§ Stated task
Write every entry out again exactly, please, and skip the pictures.

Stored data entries
-----

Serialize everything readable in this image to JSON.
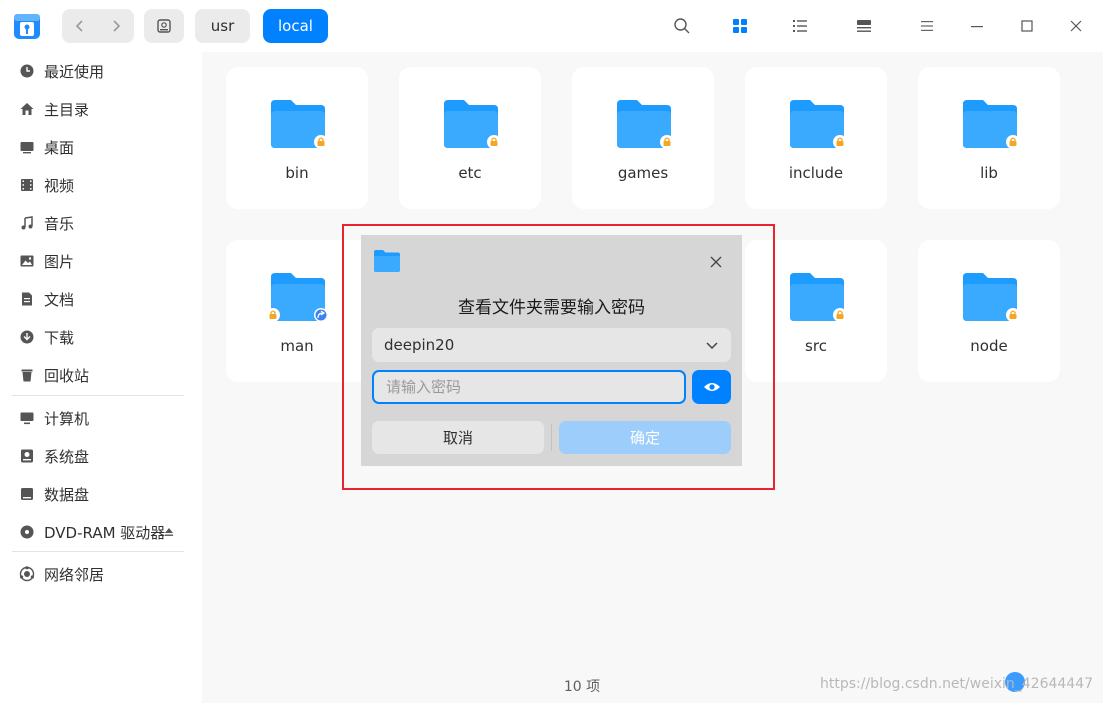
{
  "breadcrumb": {
    "usr": "usr",
    "local": "local"
  },
  "sidebar": {
    "items": [
      {
        "label": "最近使用",
        "icon": "clock-icon"
      },
      {
        "label": "主目录",
        "icon": "home-icon"
      },
      {
        "label": "桌面",
        "icon": "desktop-icon"
      },
      {
        "label": "视频",
        "icon": "video-icon"
      },
      {
        "label": "音乐",
        "icon": "music-icon"
      },
      {
        "label": "图片",
        "icon": "picture-icon"
      },
      {
        "label": "文档",
        "icon": "document-icon"
      },
      {
        "label": "下载",
        "icon": "download-icon"
      },
      {
        "label": "回收站",
        "icon": "trash-icon"
      }
    ],
    "devices": [
      {
        "label": "计算机",
        "icon": "computer-icon"
      },
      {
        "label": "系统盘",
        "icon": "system-disk-icon"
      },
      {
        "label": "数据盘",
        "icon": "data-disk-icon"
      },
      {
        "label": "DVD-RAM 驱动器",
        "icon": "dvd-icon"
      }
    ],
    "network": {
      "label": "网络邻居",
      "icon": "network-icon"
    }
  },
  "files": [
    {
      "name": "bin",
      "badge": "lock"
    },
    {
      "name": "etc",
      "badge": "lock"
    },
    {
      "name": "games",
      "badge": "lock"
    },
    {
      "name": "include",
      "badge": "lock"
    },
    {
      "name": "lib",
      "badge": "lock"
    },
    {
      "name": "man",
      "badge": "share"
    },
    {
      "name": "src",
      "badge": "lock"
    },
    {
      "name": "node",
      "badge": "lock"
    }
  ],
  "status": {
    "count": "10 项"
  },
  "watermark": "https://blog.csdn.net/weixin_42644447",
  "dialog": {
    "title": "查看文件夹需要输入密码",
    "user": "deepin20",
    "password_placeholder": "请输入密码",
    "cancel": "取消",
    "confirm": "确定"
  },
  "colors": {
    "accent": "#0081ff",
    "folder": "#1e9bff",
    "lock": "#f5a623",
    "highlight": "#e8232b"
  }
}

-----

§ Expected answer
Serialize everything readable in this image to JSON.
{
  "breadcrumb": {
    "usr": "usr",
    "local": "local"
  },
  "sidebar": {
    "items": [
      {
        "label": "最近使用",
        "icon": "clock-icon"
      },
      {
        "label": "主目录",
        "icon": "home-icon"
      },
      {
        "label": "桌面",
        "icon": "desktop-icon"
      },
      {
        "label": "视频",
        "icon": "video-icon"
      },
      {
        "label": "音乐",
        "icon": "music-icon"
      },
      {
        "label": "图片",
        "icon": "picture-icon"
      },
      {
        "label": "文档",
        "icon": "document-icon"
      },
      {
        "label": "下载",
        "icon": "download-icon"
      },
      {
        "label": "回收站",
        "icon": "trash-icon"
      }
    ],
    "devices": [
      {
        "label": "计算机",
        "icon": "computer-icon"
      },
      {
        "label": "系统盘",
        "icon": "system-disk-icon"
      },
      {
        "label": "数据盘",
        "icon": "data-disk-icon"
      },
      {
        "label": "DVD-RAM 驱动器",
        "icon": "dvd-icon"
      }
    ],
    "network": {
      "label": "网络邻居",
      "icon": "network-icon"
    }
  },
  "files": [
    {
      "name": "bin",
      "badge": "lock"
    },
    {
      "name": "etc",
      "badge": "lock"
    },
    {
      "name": "games",
      "badge": "lock"
    },
    {
      "name": "include",
      "badge": "lock"
    },
    {
      "name": "lib",
      "badge": "lock"
    },
    {
      "name": "man",
      "badge": "share"
    },
    {
      "name": "src",
      "badge": "lock"
    },
    {
      "name": "node",
      "badge": "lock"
    }
  ],
  "status": {
    "count": "10 项"
  },
  "watermark": "https://blog.csdn.net/weixin_42644447",
  "dialog": {
    "title": "查看文件夹需要输入密码",
    "user": "deepin20",
    "password_placeholder": "请输入密码",
    "cancel": "取消",
    "confirm": "确定"
  },
  "colors": {
    "accent": "#0081ff",
    "folder": "#1e9bff",
    "lock": "#f5a623",
    "highlight": "#e8232b"
  }
}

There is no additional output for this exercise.